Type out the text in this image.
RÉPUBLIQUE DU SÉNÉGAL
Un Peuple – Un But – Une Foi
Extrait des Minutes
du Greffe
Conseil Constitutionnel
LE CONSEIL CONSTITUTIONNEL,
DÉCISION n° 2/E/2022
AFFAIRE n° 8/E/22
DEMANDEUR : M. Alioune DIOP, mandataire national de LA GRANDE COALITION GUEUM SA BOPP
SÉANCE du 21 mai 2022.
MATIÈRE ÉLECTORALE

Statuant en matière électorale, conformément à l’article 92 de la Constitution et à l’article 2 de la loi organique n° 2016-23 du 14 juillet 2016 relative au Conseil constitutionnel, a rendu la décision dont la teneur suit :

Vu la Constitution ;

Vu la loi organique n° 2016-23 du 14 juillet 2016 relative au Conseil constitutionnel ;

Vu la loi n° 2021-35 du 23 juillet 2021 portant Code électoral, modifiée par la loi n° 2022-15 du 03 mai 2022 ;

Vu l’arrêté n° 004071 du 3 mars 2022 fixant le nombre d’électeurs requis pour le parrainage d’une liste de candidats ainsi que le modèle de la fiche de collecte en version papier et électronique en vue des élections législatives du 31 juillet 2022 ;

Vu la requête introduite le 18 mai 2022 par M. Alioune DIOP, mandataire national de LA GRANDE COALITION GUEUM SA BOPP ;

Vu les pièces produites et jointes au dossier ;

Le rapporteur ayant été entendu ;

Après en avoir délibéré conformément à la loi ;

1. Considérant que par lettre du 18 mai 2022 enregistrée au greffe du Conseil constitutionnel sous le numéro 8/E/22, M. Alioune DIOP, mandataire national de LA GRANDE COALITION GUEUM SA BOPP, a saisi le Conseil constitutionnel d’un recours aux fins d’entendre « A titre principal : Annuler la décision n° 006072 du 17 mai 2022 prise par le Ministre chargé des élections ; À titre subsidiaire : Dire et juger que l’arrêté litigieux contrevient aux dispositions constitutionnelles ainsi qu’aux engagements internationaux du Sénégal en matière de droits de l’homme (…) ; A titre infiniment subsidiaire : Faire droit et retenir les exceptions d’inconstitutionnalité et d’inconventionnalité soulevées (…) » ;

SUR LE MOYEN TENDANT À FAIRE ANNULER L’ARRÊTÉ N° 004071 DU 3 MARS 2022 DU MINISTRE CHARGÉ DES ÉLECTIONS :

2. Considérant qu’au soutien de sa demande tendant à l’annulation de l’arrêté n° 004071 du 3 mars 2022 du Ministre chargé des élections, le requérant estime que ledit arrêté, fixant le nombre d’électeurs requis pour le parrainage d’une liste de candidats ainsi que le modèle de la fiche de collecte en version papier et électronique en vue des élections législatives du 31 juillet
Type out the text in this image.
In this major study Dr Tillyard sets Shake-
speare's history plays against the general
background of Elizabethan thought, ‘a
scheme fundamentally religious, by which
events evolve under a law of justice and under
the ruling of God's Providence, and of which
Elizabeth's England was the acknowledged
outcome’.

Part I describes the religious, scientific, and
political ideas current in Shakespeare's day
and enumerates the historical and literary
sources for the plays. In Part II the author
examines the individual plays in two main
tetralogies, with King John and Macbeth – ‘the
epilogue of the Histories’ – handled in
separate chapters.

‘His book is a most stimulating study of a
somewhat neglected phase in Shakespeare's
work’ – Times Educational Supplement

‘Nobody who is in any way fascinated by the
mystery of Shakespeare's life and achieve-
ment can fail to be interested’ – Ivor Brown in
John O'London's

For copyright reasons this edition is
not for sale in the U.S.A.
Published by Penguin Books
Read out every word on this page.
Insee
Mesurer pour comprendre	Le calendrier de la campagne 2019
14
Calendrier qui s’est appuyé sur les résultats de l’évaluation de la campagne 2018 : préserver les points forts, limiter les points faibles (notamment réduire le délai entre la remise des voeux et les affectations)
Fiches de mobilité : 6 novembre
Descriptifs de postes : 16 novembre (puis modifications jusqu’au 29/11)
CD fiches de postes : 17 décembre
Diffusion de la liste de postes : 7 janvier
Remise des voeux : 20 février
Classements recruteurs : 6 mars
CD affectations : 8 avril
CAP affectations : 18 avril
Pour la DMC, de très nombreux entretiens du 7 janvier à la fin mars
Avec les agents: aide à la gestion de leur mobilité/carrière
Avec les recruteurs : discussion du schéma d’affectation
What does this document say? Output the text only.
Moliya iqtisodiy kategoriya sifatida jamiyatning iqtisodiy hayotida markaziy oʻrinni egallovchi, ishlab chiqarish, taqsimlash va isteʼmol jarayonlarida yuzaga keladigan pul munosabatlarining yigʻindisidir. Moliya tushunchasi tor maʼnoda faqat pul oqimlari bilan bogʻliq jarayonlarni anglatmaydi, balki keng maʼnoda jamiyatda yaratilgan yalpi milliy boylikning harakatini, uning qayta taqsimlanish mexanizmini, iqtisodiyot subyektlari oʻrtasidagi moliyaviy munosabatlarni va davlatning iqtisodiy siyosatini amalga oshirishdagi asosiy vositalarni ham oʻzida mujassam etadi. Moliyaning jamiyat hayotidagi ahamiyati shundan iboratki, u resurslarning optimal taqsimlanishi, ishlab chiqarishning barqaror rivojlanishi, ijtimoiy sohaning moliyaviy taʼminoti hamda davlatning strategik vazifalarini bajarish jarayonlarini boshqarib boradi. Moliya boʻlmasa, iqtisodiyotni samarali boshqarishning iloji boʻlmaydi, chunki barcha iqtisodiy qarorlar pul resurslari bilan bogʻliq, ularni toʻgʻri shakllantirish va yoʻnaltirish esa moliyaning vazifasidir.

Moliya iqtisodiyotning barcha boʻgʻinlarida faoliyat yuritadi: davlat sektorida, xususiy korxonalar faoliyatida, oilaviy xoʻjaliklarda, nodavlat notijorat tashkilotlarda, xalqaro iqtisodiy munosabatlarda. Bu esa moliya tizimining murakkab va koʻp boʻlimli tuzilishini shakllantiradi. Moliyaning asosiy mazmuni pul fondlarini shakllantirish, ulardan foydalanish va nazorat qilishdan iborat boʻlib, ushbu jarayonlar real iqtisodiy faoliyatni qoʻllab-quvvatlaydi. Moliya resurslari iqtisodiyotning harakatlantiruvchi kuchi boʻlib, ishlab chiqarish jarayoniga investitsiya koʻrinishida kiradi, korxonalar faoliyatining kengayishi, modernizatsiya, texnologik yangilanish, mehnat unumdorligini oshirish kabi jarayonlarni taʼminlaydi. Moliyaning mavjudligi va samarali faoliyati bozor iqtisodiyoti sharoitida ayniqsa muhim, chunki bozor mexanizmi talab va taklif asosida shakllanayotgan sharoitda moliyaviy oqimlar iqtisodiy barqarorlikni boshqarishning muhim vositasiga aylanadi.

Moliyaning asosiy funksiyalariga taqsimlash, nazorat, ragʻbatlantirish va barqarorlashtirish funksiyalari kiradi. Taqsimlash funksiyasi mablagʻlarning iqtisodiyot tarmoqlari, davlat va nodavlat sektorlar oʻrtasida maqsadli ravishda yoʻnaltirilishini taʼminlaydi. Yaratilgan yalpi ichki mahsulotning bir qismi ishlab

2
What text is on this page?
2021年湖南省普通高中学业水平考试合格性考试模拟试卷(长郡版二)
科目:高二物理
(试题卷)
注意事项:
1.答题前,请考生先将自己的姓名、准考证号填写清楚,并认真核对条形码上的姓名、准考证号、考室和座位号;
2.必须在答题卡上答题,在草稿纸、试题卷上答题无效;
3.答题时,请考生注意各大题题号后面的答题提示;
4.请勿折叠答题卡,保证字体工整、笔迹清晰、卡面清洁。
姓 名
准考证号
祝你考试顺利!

> **Exercise directions**
Output the entries exactly.

> **Finished exercise**
Type out the text in this image.
RÉPUBLIQUE DU SÉNÉGAL
Un Peuple – Un But – Une Foi
Extrait des Minutes
du Greffe
Conseil Constitutionnel
LE CONSEIL CONSTITUTIONNEL,
DÉCISION n° 2/E/2022
AFFAIRE n° 8/E/22
DEMANDEUR : M. Alioune DIOP, mandataire national de LA GRANDE COALITION GUEUM SA BOPP
SÉANCE du 21 mai 2022.
MATIÈRE ÉLECTORALE

Statuant en matière électorale, conformément à l’article 92 de la Constitution et à l’article 2 de la loi organique n° 2016-23 du 14 juillet 2016 relative au Conseil constitutionnel, a rendu la décision dont la teneur suit :

Vu la Constitution ;

Vu la loi organique n° 2016-23 du 14 juillet 2016 relative au Conseil constitutionnel ;

Vu la loi n° 2021-35 du 23 juillet 2021 portant Code électoral, modifiée par la loi n° 2022-15 du 03 mai 2022 ;

Vu l’arrêté n° 004071 du 3 mars 2022 fixant le nombre d’électeurs requis pour le parrainage d’une liste de candidats ainsi que le modèle de la fiche de collecte en version papier et électronique en vue des élections législatives du 31 juillet 2022 ;

Vu la requête introduite le 18 mai 2022 par M. Alioune DIOP, mandataire national de LA GRANDE COALITION GUEUM SA BOPP ;

Vu les pièces produites et jointes au dossier ;

Le rapporteur ayant été entendu ;

Après en avoir délibéré conformément à la loi ;

1. Considérant que par lettre du 18 mai 2022 enregistrée au greffe du Conseil constitutionnel sous le numéro 8/E/22, M. Alioune DIOP, mandataire national de LA GRANDE COALITION GUEUM SA BOPP, a saisi le Conseil constitutionnel d’un recours aux fins d’entendre « A titre principal : Annuler la décision n° 006072 du 17 mai 2022 prise par le Ministre chargé des élections ; À titre subsidiaire : Dire et juger que l’arrêté litigieux contrevient aux dispositions constitutionnelles ainsi qu’aux engagements internationaux du Sénégal en matière de droits de l’homme (…) ; A titre infiniment subsidiaire : Faire droit et retenir les exceptions d’inconstitutionnalité et d’inconventionnalité soulevées (…) » ;

SUR LE MOYEN TENDANT À FAIRE ANNULER L’ARRÊTÉ N° 004071 DU 3 MARS 2022 DU MINISTRE CHARGÉ DES ÉLECTIONS :

2. Considérant qu’au soutien de sa demande tendant à l’annulation de l’arrêté n° 004071 du 3 mars 2022 du Ministre chargé des élections, le requérant estime que ledit arrêté, fixant le nombre d’électeurs requis pour le parrainage d’une liste de candidats ainsi que le modèle de la fiche de collecte en version papier et électronique en vue des élections législatives du 31 juillet
Type out the text in this image.
In this major study Dr Tillyard sets Shake-
speare's history plays against the general
background of Elizabethan thought, ‘a
scheme fundamentally religious, by which
events evolve under a law of justice and under
the ruling of God's Providence, and of which
Elizabeth's England was the acknowledged
outcome’.

Part I describes the religious, scientific, and
political ideas current in Shakespeare's day
and enumerates the historical and literary
sources for the plays. In Part II the author
examines the individual plays in two main
tetralogies, with King John and Macbeth – ‘the
epilogue of the Histories’ – handled in
separate chapters.

‘His book is a most stimulating study of a
somewhat neglected phase in Shakespeare's
work’ – Times Educational Supplement

‘Nobody who is in any way fascinated by the
mystery of Shakespeare's life and achieve-
ment can fail to be interested’ – Ivor Brown in
John O'London's

For copyright reasons this edition is
not for sale in the U.S.A.
Published by Penguin Books
Read out every word on this page.
Insee
Mesurer pour comprendre	Le calendrier de la campagne 2019
14
Calendrier qui s’est appuyé sur les résultats de l’évaluation de la campagne 2018 : préserver les points forts, limiter les points faibles (notamment réduire le délai entre la remise des voeux et les affectations)
Fiches de mobilité : 6 novembre
Descriptifs de postes : 16 novembre (puis modifications jusqu’au 29/11)
CD fiches de postes : 17 décembre
Diffusion de la liste de postes : 7 janvier
Remise des voeux : 20 février
Classements recruteurs : 6 mars
CD affectations : 8 avril
CAP affectations : 18 avril
Pour la DMC, de très nombreux entretiens du 7 janvier à la fin mars
Avec les agents: aide à la gestion de leur mobilité/carrière
Avec les recruteurs : discussion du schéma d’affectation
What does this document say? Output the text only.
Moliya iqtisodiy kategoriya sifatida jamiyatning iqtisodiy hayotida markaziy oʻrinni egallovchi, ishlab chiqarish, taqsimlash va isteʼmol jarayonlarida yuzaga keladigan pul munosabatlarining yigʻindisidir. Moliya tushunchasi tor maʼnoda faqat pul oqimlari bilan bogʻliq jarayonlarni anglatmaydi, balki keng maʼnoda jamiyatda yaratilgan yalpi milliy boylikning harakatini, uning qayta taqsimlanish mexanizmini, iqtisodiyot subyektlari oʻrtasidagi moliyaviy munosabatlarni va davlatning iqtisodiy siyosatini amalga oshirishdagi asosiy vositalarni ham oʻzida mujassam etadi. Moliyaning jamiyat hayotidagi ahamiyati shundan iboratki, u resurslarning optimal taqsimlanishi, ishlab chiqarishning barqaror rivojlanishi, ijtimoiy sohaning moliyaviy taʼminoti hamda davlatning strategik vazifalarini bajarish jarayonlarini boshqarib boradi. Moliya boʻlmasa, iqtisodiyotni samarali boshqarishning iloji boʻlmaydi, chunki barcha iqtisodiy qarorlar pul resurslari bilan bogʻliq, ularni toʻgʻri shakllantirish va yoʻnaltirish esa moliyaning vazifasidir.

Moliya iqtisodiyotning barcha boʻgʻinlarida faoliyat yuritadi: davlat sektorida, xususiy korxonalar faoliyatida, oilaviy xoʻjaliklarda, nodavlat notijorat tashkilotlarda, xalqaro iqtisodiy munosabatlarda. Bu esa moliya tizimining murakkab va koʻp boʻlimli tuzilishini shakllantiradi. Moliyaning asosiy mazmuni pul fondlarini shakllantirish, ulardan foydalanish va nazorat qilishdan iborat boʻlib, ushbu jarayonlar real iqtisodiy faoliyatni qoʻllab-quvvatlaydi. Moliya resurslari iqtisodiyotning harakatlantiruvchi kuchi boʻlib, ishlab chiqarish jarayoniga investitsiya koʻrinishida kiradi, korxonalar faoliyatining kengayishi, modernizatsiya, texnologik yangilanish, mehnat unumdorligini oshirish kabi jarayonlarni taʼminlaydi. Moliyaning mavjudligi va samarali faoliyati bozor iqtisodiyoti sharoitida ayniqsa muhim, chunki bozor mexanizmi talab va taklif asosida shakllanayotgan sharoitda moliyaviy oqimlar iqtisodiy barqarorlikni boshqarishning muhim vositasiga aylanadi.

Moliyaning asosiy funksiyalariga taqsimlash, nazorat, ragʻbatlantirish va barqarorlashtirish funksiyalari kiradi. Taqsimlash funksiyasi mablagʻlarning iqtisodiyot tarmoqlari, davlat va nodavlat sektorlar oʻrtasida maqsadli ravishda yoʻnaltirilishini taʼminlaydi. Yaratilgan yalpi ichki mahsulotning bir qismi ishlab

2
What text is on this page?
2021年湖南省普通高中学业水平考试合格性考试模拟试卷(长郡版二)
科目:高二物理
(试题卷)
注意事项:
1.答题前,请考生先将自己的姓名、准考证号填写清楚,并认真核对条形码上的姓名、准考证号、考室和座位号;
2.必须在答题卡上答题,在草稿纸、试题卷上答题无效;
3.答题时,请考生注意各大题题号后面的答题提示;
4.请勿折叠答题卡,保证字体工整、笔迹清晰、卡面清洁。
姓 名
准考证号
祝你考试顺利!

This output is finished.